» Excerpt
The increase in circulating CD34+ stem cell and CD45 − /CD34− cells was higher in the group treated with a high dose G-CSF compared to the low dose G-CSF treated group. This indicates that G-CSF mobilized not only haematopoietic stem cells but also non-haematopoietic CD45 − /CD34 − cells in a dose-dependent manner. However, a high proportion of the patients had low concentration of circulating CD34+ cell following especially the low dose G-CSF treatment. This phenomenon is well known from clinical haematology and can potentially bias efficacy trials of G-CSF. In the present study, 35% and 25% of patients, treated with low dose and high dose G-CSF respectively, failed to mount adequate CD34+ cell response. This result underscores the importance of the dose-dependent effect of G-CSF stimulation.

Our recently published clinical trials demonstrated that mobilization of bone-marrow stem cell with G-CSF treatment or combined with VEGF gene transplantation were safe but did not improve cardiac function Citation12, Citation13, Citation18. This despite the marked increase in blood concentration of both haematopoietic and non-haematopoietic cells in patient with both chronic myocardial ischemia ( and ) and acute myocardial infarction Citation19. Additionally, we could not detect a clinical effect of G-CSF when controlling for the inter-individual difference in cell mobilization (). The lack of effect of G-CSF mobilized bone marrow stem cells might be due to the lack of a significant myocardial SDF-1 homing signal immediately after AMI and also in chronic myocardial ischemia Citation20. This is supported by the finding of unchanged myocardial SDF-1 m-RNA levels in both chronic and acutely ischemic myocardium obtained from biopsies during by-pass surgery Citation21. Also, recent evidence suggests that G-CSF treatment impairs the migratory response to SDF-1 of endothelial progenitor cells Citation22.

We identified a surprising increase in both VEGF-A and SDF-1 following intramyocardial injection of placebo-plasmid. We find it likely that these increases are caused by the small myocardial damage inflicted by intramyocardial injections. This information once again underscores the importance of a proper placebo-treatment group for interpretation of efficacy data, since the procedure itself can potentially augment a neovascularization response.

The presented data are potentially limited by the fact that patients were not randomized into the four treatment arms. In addition, early changes in cell mobilization in patients treated with VEGF or placebo could have been missed since the first blood samples were obtained a week after treatment. However, the differences in cell mobilization between the groups are substantial, and we find it unlikely that these would be caused by minor differences in patient-populations or blood sampling time.

» Try it
From the passage above on G-CSF stem cell mobilization, extract the stretch from "The increase in" through "of G-CSF stimulation.", copying it word for word.

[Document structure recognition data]
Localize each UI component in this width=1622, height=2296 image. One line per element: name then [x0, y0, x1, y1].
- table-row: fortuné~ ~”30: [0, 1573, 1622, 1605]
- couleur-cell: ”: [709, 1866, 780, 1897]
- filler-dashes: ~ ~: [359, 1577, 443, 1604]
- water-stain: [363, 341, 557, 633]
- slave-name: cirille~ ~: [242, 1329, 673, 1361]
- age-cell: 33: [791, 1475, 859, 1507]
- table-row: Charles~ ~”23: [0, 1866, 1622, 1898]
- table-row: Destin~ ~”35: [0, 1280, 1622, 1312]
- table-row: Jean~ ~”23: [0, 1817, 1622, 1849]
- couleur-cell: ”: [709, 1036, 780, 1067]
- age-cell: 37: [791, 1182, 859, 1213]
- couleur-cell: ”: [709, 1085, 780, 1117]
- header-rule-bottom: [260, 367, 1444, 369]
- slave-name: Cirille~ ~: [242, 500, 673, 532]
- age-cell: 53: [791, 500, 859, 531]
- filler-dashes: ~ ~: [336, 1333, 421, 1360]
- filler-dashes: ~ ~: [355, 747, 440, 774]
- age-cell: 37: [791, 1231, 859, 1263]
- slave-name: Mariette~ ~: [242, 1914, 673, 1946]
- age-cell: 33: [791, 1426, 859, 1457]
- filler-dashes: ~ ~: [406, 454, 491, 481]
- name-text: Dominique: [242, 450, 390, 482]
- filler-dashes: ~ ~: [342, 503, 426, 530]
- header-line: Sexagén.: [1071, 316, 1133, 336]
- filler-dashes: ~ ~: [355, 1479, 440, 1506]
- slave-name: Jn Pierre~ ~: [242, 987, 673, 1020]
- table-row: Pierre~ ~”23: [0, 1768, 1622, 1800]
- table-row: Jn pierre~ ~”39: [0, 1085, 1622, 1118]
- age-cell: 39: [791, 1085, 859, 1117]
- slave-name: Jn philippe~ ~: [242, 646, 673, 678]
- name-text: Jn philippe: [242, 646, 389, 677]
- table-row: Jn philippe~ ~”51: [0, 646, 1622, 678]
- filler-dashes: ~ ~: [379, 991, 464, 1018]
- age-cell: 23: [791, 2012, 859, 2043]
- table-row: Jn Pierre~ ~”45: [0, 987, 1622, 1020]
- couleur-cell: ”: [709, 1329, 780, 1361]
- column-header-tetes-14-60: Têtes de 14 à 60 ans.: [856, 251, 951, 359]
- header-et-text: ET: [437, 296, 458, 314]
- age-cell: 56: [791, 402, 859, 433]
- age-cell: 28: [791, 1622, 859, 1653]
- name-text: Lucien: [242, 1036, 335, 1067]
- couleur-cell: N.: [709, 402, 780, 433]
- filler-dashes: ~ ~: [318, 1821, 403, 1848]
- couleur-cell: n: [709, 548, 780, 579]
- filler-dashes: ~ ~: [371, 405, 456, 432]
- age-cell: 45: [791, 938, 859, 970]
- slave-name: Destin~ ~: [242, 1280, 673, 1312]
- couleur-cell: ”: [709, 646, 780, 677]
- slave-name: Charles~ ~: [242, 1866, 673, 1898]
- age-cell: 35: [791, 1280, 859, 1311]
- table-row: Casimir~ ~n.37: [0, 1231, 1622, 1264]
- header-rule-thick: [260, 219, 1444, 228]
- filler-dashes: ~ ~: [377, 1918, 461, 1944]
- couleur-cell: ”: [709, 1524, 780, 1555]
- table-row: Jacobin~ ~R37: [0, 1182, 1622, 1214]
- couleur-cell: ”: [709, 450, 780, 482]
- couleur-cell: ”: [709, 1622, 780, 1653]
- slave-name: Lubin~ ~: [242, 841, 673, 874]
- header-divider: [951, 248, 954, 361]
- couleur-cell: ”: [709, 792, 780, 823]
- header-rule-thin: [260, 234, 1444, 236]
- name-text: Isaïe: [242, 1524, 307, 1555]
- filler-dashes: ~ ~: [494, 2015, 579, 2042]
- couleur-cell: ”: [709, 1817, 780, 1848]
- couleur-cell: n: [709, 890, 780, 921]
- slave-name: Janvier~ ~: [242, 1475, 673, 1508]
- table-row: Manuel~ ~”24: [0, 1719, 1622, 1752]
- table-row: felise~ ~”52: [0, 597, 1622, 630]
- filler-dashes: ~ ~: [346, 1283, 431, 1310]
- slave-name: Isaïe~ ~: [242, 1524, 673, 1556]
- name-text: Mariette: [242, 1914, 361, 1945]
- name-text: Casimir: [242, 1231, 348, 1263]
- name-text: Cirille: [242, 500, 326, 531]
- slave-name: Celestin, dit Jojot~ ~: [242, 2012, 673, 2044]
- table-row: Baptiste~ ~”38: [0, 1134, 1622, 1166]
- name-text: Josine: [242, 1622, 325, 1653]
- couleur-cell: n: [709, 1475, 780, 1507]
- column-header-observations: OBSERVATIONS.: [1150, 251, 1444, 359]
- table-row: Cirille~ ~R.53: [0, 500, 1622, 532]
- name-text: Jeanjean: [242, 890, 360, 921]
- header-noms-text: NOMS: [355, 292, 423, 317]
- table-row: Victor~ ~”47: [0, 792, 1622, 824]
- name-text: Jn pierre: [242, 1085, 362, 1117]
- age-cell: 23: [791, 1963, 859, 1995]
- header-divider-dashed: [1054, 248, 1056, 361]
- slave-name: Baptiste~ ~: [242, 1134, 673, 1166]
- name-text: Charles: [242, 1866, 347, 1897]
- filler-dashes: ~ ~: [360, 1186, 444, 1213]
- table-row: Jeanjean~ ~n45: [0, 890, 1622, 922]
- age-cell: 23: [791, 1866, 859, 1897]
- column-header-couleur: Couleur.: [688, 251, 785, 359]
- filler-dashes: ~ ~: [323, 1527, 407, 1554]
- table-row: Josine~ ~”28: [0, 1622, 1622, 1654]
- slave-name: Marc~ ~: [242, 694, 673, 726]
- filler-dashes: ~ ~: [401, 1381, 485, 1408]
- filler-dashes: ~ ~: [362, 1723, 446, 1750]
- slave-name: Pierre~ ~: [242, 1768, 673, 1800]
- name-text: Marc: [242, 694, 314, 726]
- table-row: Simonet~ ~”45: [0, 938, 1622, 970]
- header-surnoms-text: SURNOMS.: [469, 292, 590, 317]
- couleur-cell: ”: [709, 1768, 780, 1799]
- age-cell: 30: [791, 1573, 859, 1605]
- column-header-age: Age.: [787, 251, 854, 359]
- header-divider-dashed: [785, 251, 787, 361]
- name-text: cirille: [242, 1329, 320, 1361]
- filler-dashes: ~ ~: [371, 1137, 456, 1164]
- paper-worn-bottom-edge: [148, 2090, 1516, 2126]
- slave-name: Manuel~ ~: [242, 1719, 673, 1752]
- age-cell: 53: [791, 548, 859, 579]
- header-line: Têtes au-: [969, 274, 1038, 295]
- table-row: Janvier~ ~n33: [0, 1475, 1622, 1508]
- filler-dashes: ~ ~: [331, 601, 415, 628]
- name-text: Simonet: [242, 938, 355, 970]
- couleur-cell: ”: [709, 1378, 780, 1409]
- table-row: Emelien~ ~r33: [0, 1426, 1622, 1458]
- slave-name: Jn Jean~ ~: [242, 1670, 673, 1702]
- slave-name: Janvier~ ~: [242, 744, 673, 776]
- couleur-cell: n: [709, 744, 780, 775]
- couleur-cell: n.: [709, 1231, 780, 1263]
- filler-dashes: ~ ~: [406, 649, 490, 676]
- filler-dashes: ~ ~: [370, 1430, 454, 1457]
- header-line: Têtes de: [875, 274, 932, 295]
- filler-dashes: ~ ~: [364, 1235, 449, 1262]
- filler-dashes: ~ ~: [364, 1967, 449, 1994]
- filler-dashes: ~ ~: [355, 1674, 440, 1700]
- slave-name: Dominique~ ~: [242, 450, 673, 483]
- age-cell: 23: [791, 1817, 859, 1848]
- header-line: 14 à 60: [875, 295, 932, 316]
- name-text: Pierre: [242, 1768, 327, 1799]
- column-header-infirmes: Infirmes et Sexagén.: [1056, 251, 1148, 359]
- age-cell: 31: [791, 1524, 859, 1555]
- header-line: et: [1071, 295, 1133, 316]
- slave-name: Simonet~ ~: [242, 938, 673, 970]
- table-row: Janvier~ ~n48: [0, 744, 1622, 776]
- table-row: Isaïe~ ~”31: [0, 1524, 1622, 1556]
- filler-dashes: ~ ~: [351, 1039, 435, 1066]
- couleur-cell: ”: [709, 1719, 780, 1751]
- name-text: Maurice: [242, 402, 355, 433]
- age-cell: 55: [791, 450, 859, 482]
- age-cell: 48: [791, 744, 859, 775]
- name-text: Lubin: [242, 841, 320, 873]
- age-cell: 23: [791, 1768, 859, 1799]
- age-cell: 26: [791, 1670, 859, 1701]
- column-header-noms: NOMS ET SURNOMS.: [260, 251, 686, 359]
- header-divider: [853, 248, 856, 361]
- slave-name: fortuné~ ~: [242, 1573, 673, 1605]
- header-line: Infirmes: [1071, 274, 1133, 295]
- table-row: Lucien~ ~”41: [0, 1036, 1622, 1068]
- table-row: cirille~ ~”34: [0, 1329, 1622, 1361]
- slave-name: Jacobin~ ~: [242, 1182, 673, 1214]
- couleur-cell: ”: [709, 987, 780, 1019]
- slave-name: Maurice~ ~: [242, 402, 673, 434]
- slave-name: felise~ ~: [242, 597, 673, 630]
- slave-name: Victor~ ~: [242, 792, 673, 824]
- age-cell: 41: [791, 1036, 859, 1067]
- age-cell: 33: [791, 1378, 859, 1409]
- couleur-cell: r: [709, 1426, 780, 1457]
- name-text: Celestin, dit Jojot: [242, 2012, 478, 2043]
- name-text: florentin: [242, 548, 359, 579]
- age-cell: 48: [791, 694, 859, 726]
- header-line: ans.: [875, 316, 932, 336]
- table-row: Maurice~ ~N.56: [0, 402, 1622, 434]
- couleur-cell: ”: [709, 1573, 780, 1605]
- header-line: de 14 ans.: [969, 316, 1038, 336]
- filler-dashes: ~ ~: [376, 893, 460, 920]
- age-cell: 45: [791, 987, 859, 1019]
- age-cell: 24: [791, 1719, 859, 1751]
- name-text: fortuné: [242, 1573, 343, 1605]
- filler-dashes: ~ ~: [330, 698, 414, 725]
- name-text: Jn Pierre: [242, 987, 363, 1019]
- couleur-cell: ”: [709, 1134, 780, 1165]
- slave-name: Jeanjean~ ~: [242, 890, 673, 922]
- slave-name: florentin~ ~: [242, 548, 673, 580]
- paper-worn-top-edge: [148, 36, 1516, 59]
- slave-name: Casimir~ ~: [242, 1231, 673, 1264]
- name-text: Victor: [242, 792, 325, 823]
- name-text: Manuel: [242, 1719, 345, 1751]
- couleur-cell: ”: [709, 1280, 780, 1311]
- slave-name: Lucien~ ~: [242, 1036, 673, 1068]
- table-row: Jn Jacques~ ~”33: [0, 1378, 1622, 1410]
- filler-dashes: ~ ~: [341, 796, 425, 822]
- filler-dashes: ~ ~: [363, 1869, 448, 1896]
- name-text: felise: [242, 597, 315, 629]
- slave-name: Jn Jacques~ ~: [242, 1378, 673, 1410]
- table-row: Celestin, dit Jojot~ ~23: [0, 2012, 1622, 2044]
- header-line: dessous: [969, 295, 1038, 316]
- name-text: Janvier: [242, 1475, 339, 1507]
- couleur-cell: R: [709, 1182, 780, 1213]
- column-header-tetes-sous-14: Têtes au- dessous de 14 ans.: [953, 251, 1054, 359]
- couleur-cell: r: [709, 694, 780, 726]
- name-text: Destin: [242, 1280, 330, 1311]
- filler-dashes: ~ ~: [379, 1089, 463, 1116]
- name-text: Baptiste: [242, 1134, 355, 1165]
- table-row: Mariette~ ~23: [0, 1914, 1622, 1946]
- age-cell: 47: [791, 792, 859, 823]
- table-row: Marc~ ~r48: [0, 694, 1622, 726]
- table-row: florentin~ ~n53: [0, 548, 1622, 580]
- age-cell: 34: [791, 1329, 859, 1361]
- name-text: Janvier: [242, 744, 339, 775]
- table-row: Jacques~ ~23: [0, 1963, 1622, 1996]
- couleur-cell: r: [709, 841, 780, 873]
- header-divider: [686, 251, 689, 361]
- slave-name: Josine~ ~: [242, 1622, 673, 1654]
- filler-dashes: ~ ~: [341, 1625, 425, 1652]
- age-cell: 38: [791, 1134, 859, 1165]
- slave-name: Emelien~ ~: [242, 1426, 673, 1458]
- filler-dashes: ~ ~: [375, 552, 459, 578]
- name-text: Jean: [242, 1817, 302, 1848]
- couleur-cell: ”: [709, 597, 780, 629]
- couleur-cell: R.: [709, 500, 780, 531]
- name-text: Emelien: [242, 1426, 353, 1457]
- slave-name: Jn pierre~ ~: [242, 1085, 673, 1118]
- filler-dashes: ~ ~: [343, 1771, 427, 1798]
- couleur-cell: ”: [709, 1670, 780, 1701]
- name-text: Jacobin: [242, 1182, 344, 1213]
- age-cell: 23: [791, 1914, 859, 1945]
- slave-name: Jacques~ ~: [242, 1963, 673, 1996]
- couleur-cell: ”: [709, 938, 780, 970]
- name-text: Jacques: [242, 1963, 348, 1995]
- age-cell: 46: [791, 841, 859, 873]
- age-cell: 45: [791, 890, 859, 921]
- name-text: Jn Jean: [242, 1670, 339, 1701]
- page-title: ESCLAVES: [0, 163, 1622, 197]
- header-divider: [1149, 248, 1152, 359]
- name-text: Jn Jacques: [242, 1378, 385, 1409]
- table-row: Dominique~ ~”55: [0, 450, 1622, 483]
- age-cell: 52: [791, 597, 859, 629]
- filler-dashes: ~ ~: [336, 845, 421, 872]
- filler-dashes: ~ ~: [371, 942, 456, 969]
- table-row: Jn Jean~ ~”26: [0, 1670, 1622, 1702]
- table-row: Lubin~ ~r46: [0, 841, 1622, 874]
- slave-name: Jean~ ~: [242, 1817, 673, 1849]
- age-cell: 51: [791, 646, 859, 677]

» Answer box
The increase in circulating CD34+ stem cell and CD45 − /CD34− cells was higher in the group treated with a high dose G-CSF compared to the low dose G-CSF treated group. This indicates that G-CSF mobilized not only haematopoietic stem cells but also non-haematopoietic CD45 − /CD34 − cells in a dose-dependent manner. However, a high proportion of the patients had low concentration of circulating CD34+ cell following especially the low dose G-CSF treatment. This phenomenon is well known from clinical haematology and can potentially bias efficacy trials of G-CSF. In the present study, 35% and 25% of patients, treated with low dose and high dose G-CSF respectively, failed to mount adequate CD34+ cell response. This result underscores the importance of the dose-dependent effect of G-CSF stimulation.